• **THE TASK**
Count the lines that include the string "partial", and give only that number.

## Start

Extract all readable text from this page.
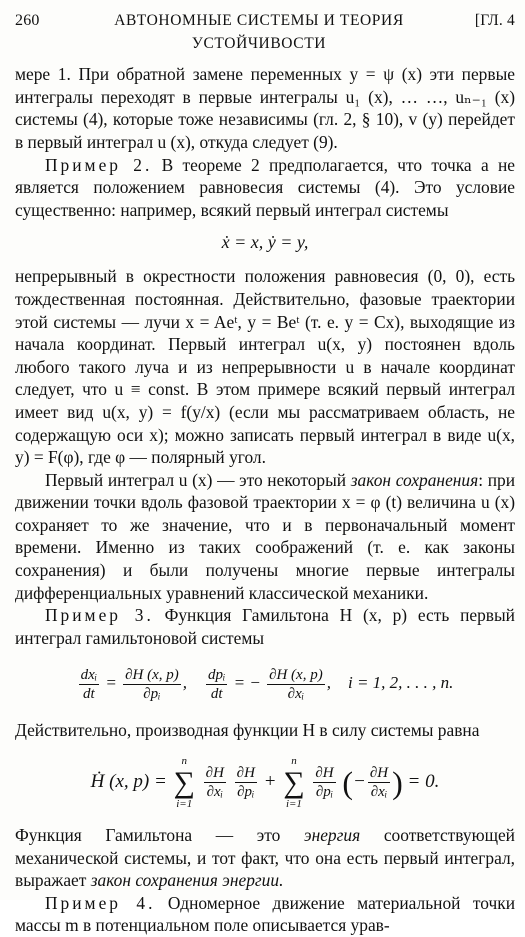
260	АВТОНОМНЫЕ СИСТЕМЫ И ТЕОРИЯ УСТОЙЧИВОСТИ
[ГЛ. 4

мере 1. При обратной замене переменных y = ψ (x) эти первые интегралы переходят в первые интегралы u₁ (x), … …, uₙ₋₁ (x) системы (4), которые тоже независимы (гл. 2, § 10), v (y) перейдет в первый интеграл u (x), откуда следует (9).

Пример 2. В теореме 2 предполагается, что точка a не является положением равновесия системы (4). Это условие существенно: например, всякий первый интеграл системы

ẋ = x, ẏ = y,

непрерывный в окрестности положения равновесия (0, 0), есть тождественная постоянная. Действительно, фазовые траектории этой системы — лучи x = Aeᵗ, y = Beᵗ (т. е. y = Cx), выходящие из начала координат. Первый интеграл u(x, y) постоянен вдоль любого такого луча и из непрерывности u в начале координат следует, что u ≡ const. В этом примере всякий первый интеграл имеет вид u(x, y) = f(y/x) (если мы рассматриваем область, не содержащую оси x); можно записать первый интеграл в виде u(x, y) = F(φ), где φ — полярный угол.

Первый интеграл u (x) — это некоторый закон сохранения: при движении точки вдоль фазовой траектории x = φ (t) величина u (x) сохраняет то же значение, что и в первоначальный момент времени. Именно из таких соображений (т. е. как законы сохранения) и были получены многие первые интегралы дифференциальных уравнений классической механики.

Пример 3. Функция Гамильтона H (x, p) есть первый интеграл гамильтоновой системы

$\frac{\text{dxᵢ}}{dt} = \frac{\partial H (x, p)}{\text{∂pᵢ}}$ , $\frac{\text{dpᵢ}}{dt}$ = − $\frac{\partial H (x, p)}{\text{∂xᵢ}}$ ,    i = 1, 2, . . . , n.

Действительно, производная функции H в силу системы равна

Ḣ (x, p) =
n
∑
i=1

$\frac{\partial H}{\text{∂xᵢ}}$
$\frac{\partial H}{\text{∂pᵢ}}$ +
n
∑
i=1

$\frac{\partial H}{\text{∂pᵢ}}$ (− $\frac{\partial H}{\text{∂xᵢ}}$ ) = 0.

Функция Гамильтона — это энергия соответствующей механической системы, и тот факт, что она есть первый интеграл, выражает закон сохранения энергии.

Пример 4. Одномерное движение материальной точки массы m в потенциальном поле описывается урав-
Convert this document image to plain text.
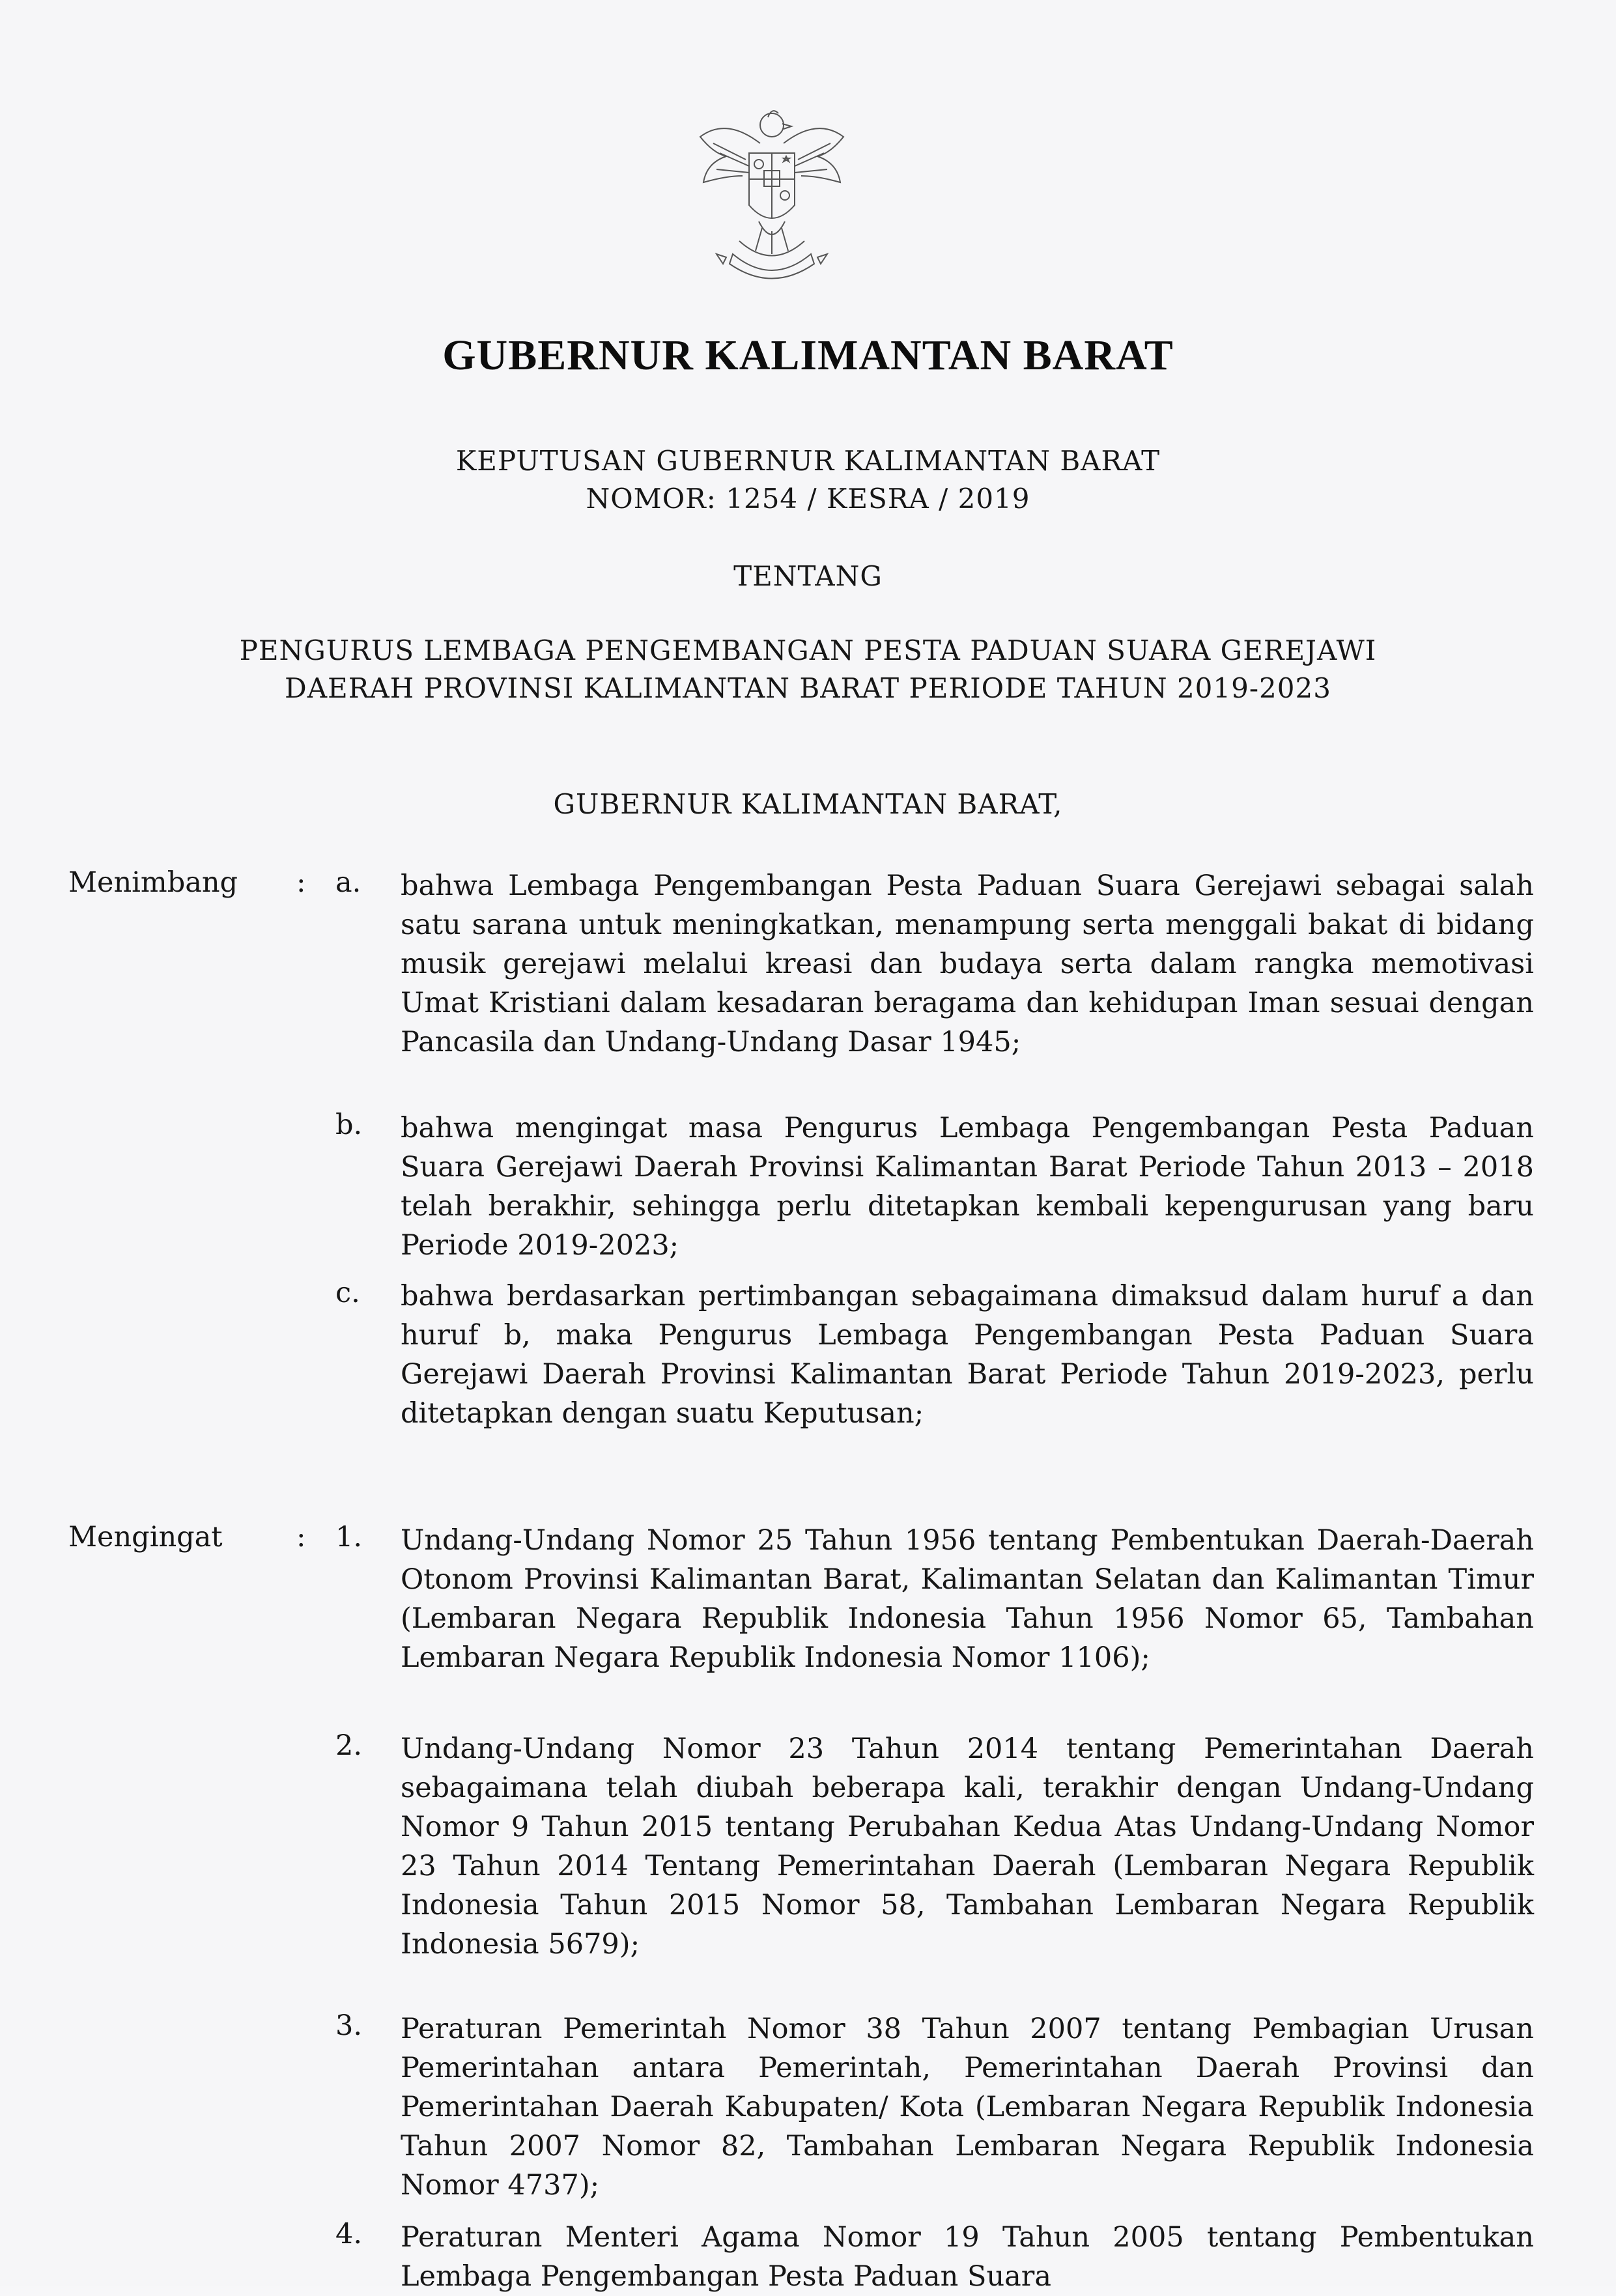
GUBERNUR KALIMANTAN BARAT
KEPUTUSAN GUBERNUR KALIMANTAN BARAT
NOMOR: 1254 / KESRA / 2019
TENTANG
PENGURUS LEMBAGA PENGEMBANGAN PESTA PADUAN SUARA GEREJAWI
DAERAH PROVINSI KALIMANTAN BARAT PERIODE TAHUN 2019-2023
GUBERNUR KALIMANTAN BARAT,
Menimbang : a. bahwa Lembaga Pengembangan Pesta Paduan Suara Gerejawi sebagai salah satu sarana untuk meningkatkan, menampung serta menggali bakat di bidang musik gerejawi melalui kreasi dan budaya serta dalam rangka memotivasi Umat Kristiani dalam kesadaran beragama dan kehidupan Iman sesuai dengan Pancasila dan Undang-Undang Dasar 1945;
b. bahwa mengingat masa Pengurus Lembaga Pengembangan Pesta Paduan Suara Gerejawi Daerah Provinsi Kalimantan Barat Periode Tahun 2013 – 2018 telah berakhir, sehingga perlu ditetapkan kembali kepengurusan yang baru Periode 2019-2023;
c. bahwa berdasarkan pertimbangan sebagaimana dimaksud dalam huruf a dan huruf b, maka Pengurus Lembaga Pengembangan Pesta Paduan Suara Gerejawi Daerah Provinsi Kalimantan Barat Periode Tahun 2019-2023, perlu ditetapkan dengan suatu Keputusan;
Mengingat	: 1. Undang-Undang Nomor 25 Tahun 1956 tentang Pembentukan Daerah-Daerah Otonom Provinsi Kalimantan Barat, Kalimantan Selatan dan Kalimantan Timur (Lembaran Negara Republik Indonesia Tahun 1956 Nomor 65, Tambahan Lembaran Negara Republik Indonesia Nomor 1106);
2. Undang-Undang Nomor 23 Tahun 2014 tentang Pemerintahan Daerah sebagaimana telah diubah beberapa kali, terakhir dengan Undang-Undang Nomor 9 Tahun 2015 tentang Perubahan Kedua Atas Undang-Undang Nomor 23 Tahun 2014 Tentang Pemerintahan Daerah (Lembaran Negara Republik Indonesia Tahun 2015 Nomor 58, Tambahan Lembaran Negara Republik Indonesia 5679);
3. Peraturan Pemerintah Nomor 38 Tahun 2007 tentang Pembagian Urusan Pemerintahan antara Pemerintah, Pemerintahan Daerah Provinsi dan Pemerintahan Daerah Kabupaten/ Kota (Lembaran Negara Republik Indonesia Tahun 2007 Nomor 82, Tambahan Lembaran Negara Republik Indonesia Nomor 4737);
4. Peraturan Menteri Agama Nomor 19 Tahun 2005 tentang Pembentukan Lembaga Pengembangan Pesta Paduan Suara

## End

• **OUTPUT FOR THIS TASK**
4